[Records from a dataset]
## start

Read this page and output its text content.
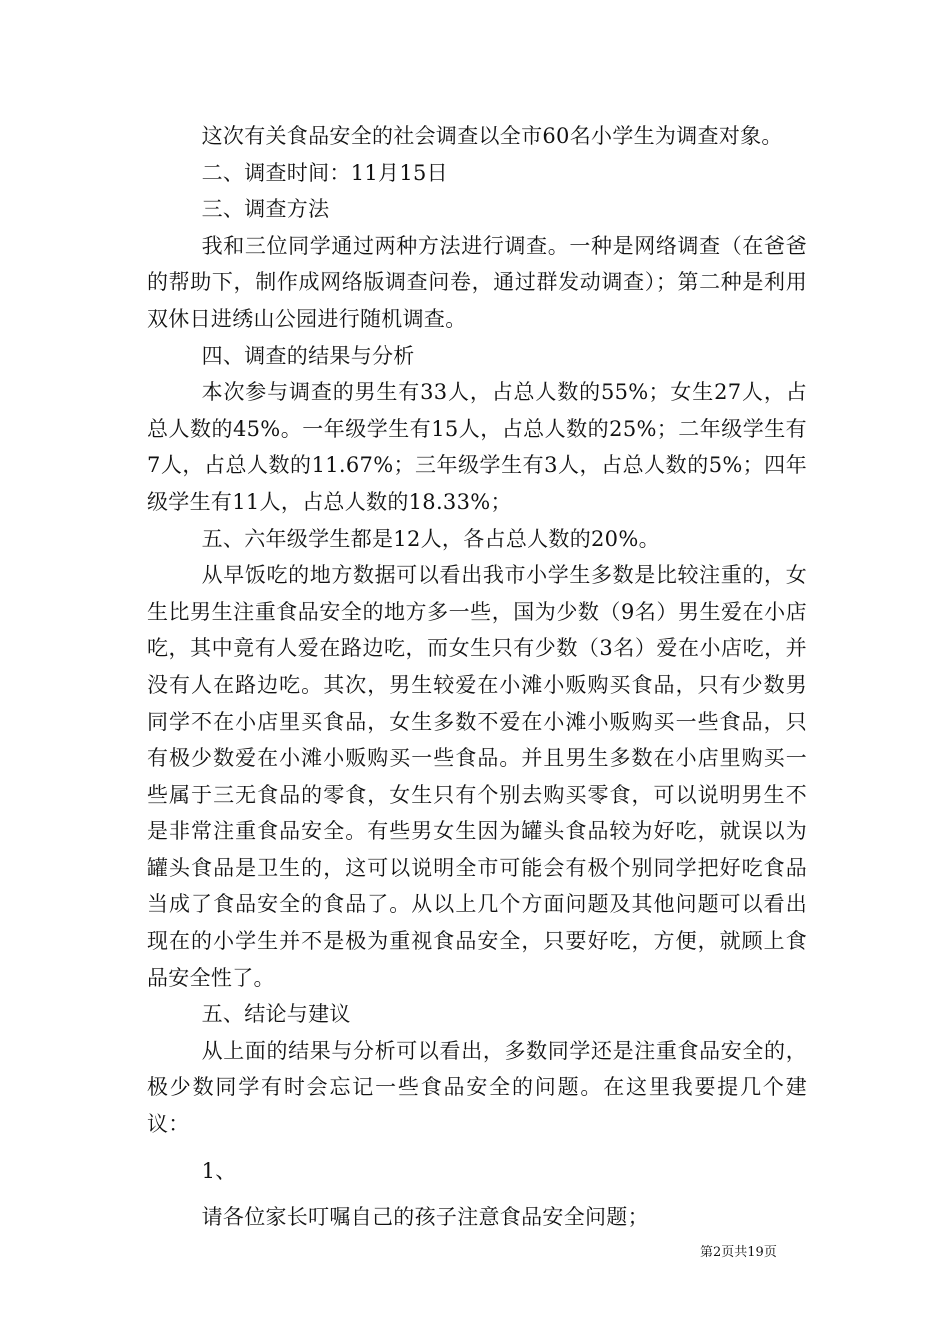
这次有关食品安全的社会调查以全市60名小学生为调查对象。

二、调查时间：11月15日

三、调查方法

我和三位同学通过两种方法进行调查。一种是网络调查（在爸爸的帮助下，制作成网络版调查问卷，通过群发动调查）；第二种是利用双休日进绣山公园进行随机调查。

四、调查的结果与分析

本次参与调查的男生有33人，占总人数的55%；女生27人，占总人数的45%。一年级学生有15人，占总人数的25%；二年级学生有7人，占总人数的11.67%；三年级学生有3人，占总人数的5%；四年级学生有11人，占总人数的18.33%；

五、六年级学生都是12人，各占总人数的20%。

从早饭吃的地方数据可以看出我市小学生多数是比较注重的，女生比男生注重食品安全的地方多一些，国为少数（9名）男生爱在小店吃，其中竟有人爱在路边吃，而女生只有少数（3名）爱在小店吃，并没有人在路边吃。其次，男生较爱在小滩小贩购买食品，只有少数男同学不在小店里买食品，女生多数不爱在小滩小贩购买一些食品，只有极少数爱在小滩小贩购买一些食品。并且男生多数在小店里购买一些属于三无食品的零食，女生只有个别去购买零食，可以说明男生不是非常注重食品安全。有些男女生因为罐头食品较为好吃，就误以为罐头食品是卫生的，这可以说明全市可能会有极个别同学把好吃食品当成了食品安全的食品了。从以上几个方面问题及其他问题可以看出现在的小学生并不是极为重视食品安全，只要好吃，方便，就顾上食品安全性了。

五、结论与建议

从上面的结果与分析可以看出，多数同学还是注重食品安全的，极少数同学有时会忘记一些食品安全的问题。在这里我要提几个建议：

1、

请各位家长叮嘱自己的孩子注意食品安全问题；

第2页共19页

## end

[Task directions] Copy every line above word for word and exclude the pictures.

[Written answer]
Read this page and output its text content.
这次有关食品安全的社会调查以全市60名小学生为调查对象。

二、调查时间：11月15日

三、调查方法

我和三位同学通过两种方法进行调查。一种是网络调查（在爸爸的帮助下，制作成网络版调查问卷，通过群发动调查）；第二种是利用双休日进绣山公园进行随机调查。

四、调查的结果与分析

本次参与调查的男生有33人，占总人数的55%；女生27人，占总人数的45%。一年级学生有15人，占总人数的25%；二年级学生有7人，占总人数的11.67%；三年级学生有3人，占总人数的5%；四年级学生有11人，占总人数的18.33%；

五、六年级学生都是12人，各占总人数的20%。

从早饭吃的地方数据可以看出我市小学生多数是比较注重的，女生比男生注重食品安全的地方多一些，国为少数（9名）男生爱在小店吃，其中竟有人爱在路边吃，而女生只有少数（3名）爱在小店吃，并没有人在路边吃。其次，男生较爱在小滩小贩购买食品，只有少数男同学不在小店里买食品，女生多数不爱在小滩小贩购买一些食品，只有极少数爱在小滩小贩购买一些食品。并且男生多数在小店里购买一些属于三无食品的零食，女生只有个别去购买零食，可以说明男生不是非常注重食品安全。有些男女生因为罐头食品较为好吃，就误以为罐头食品是卫生的，这可以说明全市可能会有极个别同学把好吃食品当成了食品安全的食品了。从以上几个方面问题及其他问题可以看出现在的小学生并不是极为重视食品安全，只要好吃，方便，就顾上食品安全性了。

五、结论与建议

从上面的结果与分析可以看出，多数同学还是注重食品安全的，极少数同学有时会忘记一些食品安全的问题。在这里我要提几个建议：

1、

请各位家长叮嘱自己的孩子注意食品安全问题；

第2页共19页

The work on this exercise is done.